## Problem details
Reproduce, character for character, the stretch of the listing below from the line containing "365, 660, 381]" through the line containing "217, 63, 223]", including both of those lines.

::::::

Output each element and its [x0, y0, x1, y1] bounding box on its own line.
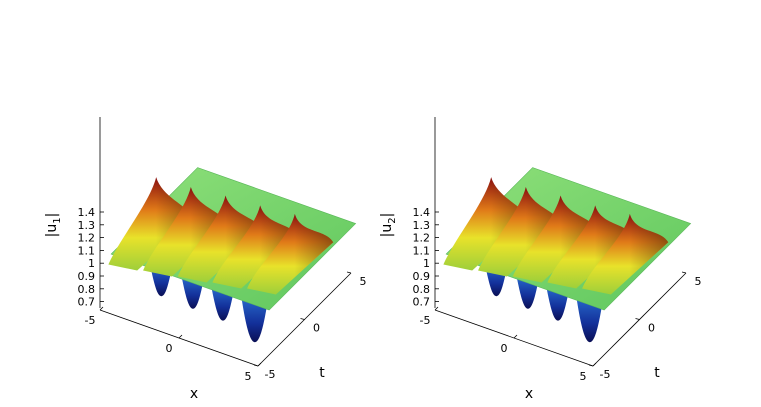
t-axis-label: t	[654, 365, 660, 381]
t-tick-label: 5	[360, 275, 367, 288]
z-tick-label: 1.2	[78, 232, 96, 245]
x-tick-label: 5	[245, 370, 252, 383]
t-tick-label: 0	[313, 322, 320, 335]
surface-plot-u2: 0.70.80.911.11.21.31.4 -5 0 5 -5 0 5 |u2| x t	[379, 117, 702, 402]
z-tick-label: 1.4	[413, 206, 431, 219]
z-tick-label: 1.4	[78, 206, 96, 219]
z-tick-label: 1.1	[78, 244, 96, 257]
z-axis-label: |u2|	[379, 213, 398, 238]
z-axis-label-text: |u	[379, 224, 395, 238]
z-tick-label: 1	[88, 257, 95, 270]
z-tick-label: 0.8	[78, 283, 96, 296]
x-tick-label: -5	[420, 314, 431, 327]
x-tick-mark	[257, 362, 262, 367]
surface-peak-shading	[177, 195, 264, 283]
x-axis-label: x	[190, 386, 198, 402]
surface-peak-shading	[108, 177, 195, 271]
t-tick-label: 0	[648, 322, 655, 335]
z-tick-label: 1.2	[413, 232, 431, 245]
t-tick-label: -5	[600, 368, 611, 381]
z-axis-label-text: |u	[44, 224, 60, 238]
surface-peak-shading	[212, 205, 299, 289]
x-tick-mark	[178, 334, 183, 339]
z-tick-label: 0.9	[413, 270, 431, 283]
surface-peak-shading	[512, 195, 599, 283]
z-tick-label: 0.7	[413, 296, 431, 309]
t-tick-mark	[253, 364, 259, 367]
t-tick-label: 5	[695, 275, 702, 288]
z-tick-label: 0.9	[78, 270, 96, 283]
t-tick-mark	[588, 364, 594, 367]
x-tick-label: 0	[501, 342, 508, 355]
surface-peak-shading	[143, 186, 230, 277]
x-tick-mark	[513, 334, 518, 339]
z-axis-label-bar: |	[44, 213, 60, 218]
x-tick-label: -5	[85, 314, 96, 327]
x-tick-mark	[434, 306, 439, 311]
x-tick-label: 5	[580, 370, 587, 383]
z-axis-label-subscript: 1	[52, 217, 63, 223]
t-tick-mark	[635, 318, 640, 320]
x-axis-label: x	[525, 386, 533, 402]
z-axis-label-bar: |	[379, 213, 395, 218]
z-tick-label: 1	[423, 257, 430, 270]
surface-peak-shading	[547, 205, 634, 289]
surface-peak-shading	[478, 186, 565, 277]
t-tick-mark	[681, 271, 687, 274]
x-tick-mark	[99, 306, 104, 311]
x-tick-label: 0	[166, 342, 173, 355]
z-tick-label: 1.3	[78, 219, 96, 232]
z-tick-label: 0.7	[78, 296, 96, 309]
surface-peak-shading	[582, 213, 669, 295]
z-axis-label-subscript: 2	[387, 217, 398, 223]
surface-peak-shading	[443, 177, 530, 271]
surface-plot-u1: 0.70.80.911.11.21.31.4-505 -505|u1|xt	[44, 117, 367, 402]
t-tick-label: -5	[265, 368, 276, 381]
t-axis-label: t	[319, 365, 325, 381]
z-tick-label: 1.3	[413, 219, 431, 232]
t-tick-mark	[300, 318, 305, 320]
z-tick-label: 0.8	[413, 283, 431, 296]
x-tick-mark	[592, 362, 597, 367]
z-tick-label: 1.1	[413, 244, 431, 257]
t-tick-mark	[346, 271, 352, 274]
z-axis-label: |u1|	[44, 213, 63, 238]
surface-peak-shading	[247, 213, 334, 295]
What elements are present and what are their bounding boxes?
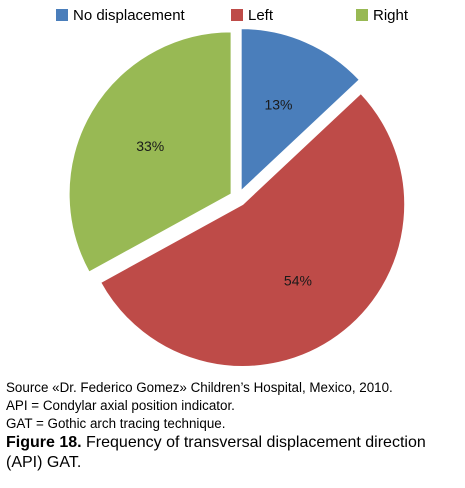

::::::

## Result for this exercise
t-axis-label: t	[654, 365, 660, 381]
t-tick-label: 5	[360, 275, 367, 288]
z-tick-label: 1.2	[78, 232, 96, 245]
x-tick-label: 5	[245, 370, 252, 383]
t-tick-label: 0	[313, 322, 320, 335]
surface-plot-u2: 0.70.80.911.11.21.31.4 -5 0 5 -5 0 5 |u2| x t	[379, 117, 702, 402]
z-tick-label: 1.4	[413, 206, 431, 219]
z-tick-label: 1.4	[78, 206, 96, 219]
z-tick-label: 1.1	[78, 244, 96, 257]
z-axis-label: |u2|	[379, 213, 398, 238]
z-axis-label-text: |u	[379, 224, 395, 238]
z-tick-label: 1	[88, 257, 95, 270]
z-tick-label: 0.8	[78, 283, 96, 296]
x-tick-label: -5	[420, 314, 431, 327]
x-tick-mark	[257, 362, 262, 367]
surface-peak-shading	[177, 195, 264, 283]
x-axis-label: x	[190, 386, 198, 402]
surface-peak-shading	[108, 177, 195, 271]
t-tick-label: 0	[648, 322, 655, 335]
z-tick-label: 1.2	[413, 232, 431, 245]
t-tick-label: -5	[600, 368, 611, 381]
z-axis-label-text: |u	[44, 224, 60, 238]
surface-peak-shading	[212, 205, 299, 289]
x-tick-mark	[178, 334, 183, 339]
z-tick-label: 0.9	[413, 270, 431, 283]
surface-peak-shading	[512, 195, 599, 283]
z-tick-label: 0.7	[413, 296, 431, 309]
t-tick-mark	[253, 364, 259, 367]
t-tick-label: 5	[695, 275, 702, 288]
z-tick-label: 0.9	[78, 270, 96, 283]
t-tick-mark	[588, 364, 594, 367]
x-tick-label: 0	[501, 342, 508, 355]
surface-peak-shading	[143, 186, 230, 277]
x-tick-mark	[513, 334, 518, 339]
z-axis-label-bar: |	[44, 213, 60, 218]
x-tick-label: -5	[85, 314, 96, 327]
x-tick-mark	[434, 306, 439, 311]
x-tick-label: 5	[580, 370, 587, 383]
z-axis-label-subscript: 1	[52, 217, 63, 223]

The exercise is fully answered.